● **GIVEN INSTRUCTION**: Go through the entries below and copy each line containing the word "right".

● **THE DATA**:

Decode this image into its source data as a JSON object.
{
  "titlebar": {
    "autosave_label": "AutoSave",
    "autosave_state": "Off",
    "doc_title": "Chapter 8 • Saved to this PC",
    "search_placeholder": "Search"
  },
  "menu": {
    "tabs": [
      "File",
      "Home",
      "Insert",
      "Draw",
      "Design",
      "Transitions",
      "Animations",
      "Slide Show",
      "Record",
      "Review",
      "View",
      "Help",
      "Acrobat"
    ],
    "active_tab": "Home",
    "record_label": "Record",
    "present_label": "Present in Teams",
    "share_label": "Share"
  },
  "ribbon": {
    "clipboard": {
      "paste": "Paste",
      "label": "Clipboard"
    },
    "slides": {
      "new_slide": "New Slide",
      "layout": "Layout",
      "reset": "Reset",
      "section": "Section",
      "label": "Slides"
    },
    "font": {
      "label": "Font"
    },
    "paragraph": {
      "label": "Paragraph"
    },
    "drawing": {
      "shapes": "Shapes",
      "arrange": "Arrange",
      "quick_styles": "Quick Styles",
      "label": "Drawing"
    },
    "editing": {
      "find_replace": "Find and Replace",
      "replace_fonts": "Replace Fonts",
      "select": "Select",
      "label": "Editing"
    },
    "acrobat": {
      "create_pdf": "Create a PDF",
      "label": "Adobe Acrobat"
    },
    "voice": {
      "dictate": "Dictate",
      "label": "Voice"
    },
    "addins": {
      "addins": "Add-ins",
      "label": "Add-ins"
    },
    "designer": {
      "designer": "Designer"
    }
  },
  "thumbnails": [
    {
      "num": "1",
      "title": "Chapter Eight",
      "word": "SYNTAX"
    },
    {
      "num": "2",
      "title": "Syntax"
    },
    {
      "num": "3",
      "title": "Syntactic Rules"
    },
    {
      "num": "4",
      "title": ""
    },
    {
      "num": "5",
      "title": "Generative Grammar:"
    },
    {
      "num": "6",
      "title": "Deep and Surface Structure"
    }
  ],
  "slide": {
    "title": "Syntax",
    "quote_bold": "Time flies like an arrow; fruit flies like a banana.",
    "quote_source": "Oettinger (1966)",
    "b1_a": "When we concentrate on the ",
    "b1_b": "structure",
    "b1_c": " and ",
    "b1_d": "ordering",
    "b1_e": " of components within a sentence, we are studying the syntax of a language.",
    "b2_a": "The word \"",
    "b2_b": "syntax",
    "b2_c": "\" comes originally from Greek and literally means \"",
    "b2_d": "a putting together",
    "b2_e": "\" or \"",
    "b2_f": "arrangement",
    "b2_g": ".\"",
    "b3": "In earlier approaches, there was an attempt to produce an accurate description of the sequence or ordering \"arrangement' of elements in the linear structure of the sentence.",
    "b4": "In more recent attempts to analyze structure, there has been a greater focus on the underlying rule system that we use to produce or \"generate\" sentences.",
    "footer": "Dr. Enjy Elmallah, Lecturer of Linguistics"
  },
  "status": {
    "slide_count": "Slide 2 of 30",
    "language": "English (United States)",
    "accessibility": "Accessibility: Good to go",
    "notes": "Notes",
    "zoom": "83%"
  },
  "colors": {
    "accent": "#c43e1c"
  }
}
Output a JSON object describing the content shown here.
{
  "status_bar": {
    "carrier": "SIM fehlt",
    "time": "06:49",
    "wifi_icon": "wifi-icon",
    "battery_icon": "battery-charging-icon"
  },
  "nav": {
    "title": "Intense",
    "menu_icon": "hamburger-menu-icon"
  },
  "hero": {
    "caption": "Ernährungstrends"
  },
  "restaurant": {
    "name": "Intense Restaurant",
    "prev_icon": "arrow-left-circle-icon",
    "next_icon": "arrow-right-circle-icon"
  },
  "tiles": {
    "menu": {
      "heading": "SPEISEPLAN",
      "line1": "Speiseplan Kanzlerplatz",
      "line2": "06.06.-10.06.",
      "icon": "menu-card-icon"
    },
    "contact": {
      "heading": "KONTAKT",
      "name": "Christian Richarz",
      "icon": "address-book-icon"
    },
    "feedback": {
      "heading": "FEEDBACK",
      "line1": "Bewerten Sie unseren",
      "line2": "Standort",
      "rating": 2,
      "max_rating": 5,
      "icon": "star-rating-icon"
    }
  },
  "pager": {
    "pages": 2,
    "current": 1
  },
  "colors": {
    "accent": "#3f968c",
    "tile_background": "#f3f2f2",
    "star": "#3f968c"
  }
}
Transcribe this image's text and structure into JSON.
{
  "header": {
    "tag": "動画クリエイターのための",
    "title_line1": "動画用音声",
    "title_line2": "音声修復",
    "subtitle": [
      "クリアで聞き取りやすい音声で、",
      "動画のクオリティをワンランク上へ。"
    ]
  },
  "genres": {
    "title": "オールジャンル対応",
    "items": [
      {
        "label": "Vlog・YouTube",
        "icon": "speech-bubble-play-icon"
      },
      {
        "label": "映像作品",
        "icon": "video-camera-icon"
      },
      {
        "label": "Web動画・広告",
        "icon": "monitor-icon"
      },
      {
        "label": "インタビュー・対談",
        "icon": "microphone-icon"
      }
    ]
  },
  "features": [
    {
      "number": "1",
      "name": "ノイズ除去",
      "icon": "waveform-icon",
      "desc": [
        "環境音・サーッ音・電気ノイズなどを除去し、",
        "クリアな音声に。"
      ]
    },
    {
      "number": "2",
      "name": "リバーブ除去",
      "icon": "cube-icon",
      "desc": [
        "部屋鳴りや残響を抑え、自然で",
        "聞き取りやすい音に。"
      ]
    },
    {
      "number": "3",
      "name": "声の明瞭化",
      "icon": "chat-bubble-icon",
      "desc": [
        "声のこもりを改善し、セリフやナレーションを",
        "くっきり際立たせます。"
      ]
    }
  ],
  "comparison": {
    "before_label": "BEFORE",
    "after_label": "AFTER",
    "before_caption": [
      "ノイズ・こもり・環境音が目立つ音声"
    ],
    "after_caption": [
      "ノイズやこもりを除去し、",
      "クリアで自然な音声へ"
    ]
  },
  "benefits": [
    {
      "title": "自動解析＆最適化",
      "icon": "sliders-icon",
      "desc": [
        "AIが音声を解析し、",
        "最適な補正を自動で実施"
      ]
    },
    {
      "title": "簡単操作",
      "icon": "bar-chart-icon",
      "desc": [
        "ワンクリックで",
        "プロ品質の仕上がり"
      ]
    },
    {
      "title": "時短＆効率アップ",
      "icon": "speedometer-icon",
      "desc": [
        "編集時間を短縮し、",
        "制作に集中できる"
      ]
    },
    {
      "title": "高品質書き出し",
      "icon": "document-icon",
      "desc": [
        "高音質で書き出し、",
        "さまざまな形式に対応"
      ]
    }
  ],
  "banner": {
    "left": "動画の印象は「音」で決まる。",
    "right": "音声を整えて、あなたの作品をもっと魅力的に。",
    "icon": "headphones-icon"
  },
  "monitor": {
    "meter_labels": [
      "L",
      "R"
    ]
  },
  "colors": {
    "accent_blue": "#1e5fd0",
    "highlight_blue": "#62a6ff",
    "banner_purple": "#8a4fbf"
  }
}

● **COMPLETE OUTPUT**:
    "next_icon": "arrow-right-circle-icon"
    "right": "音声を整えて、あなたの作品をもっと魅力的に。",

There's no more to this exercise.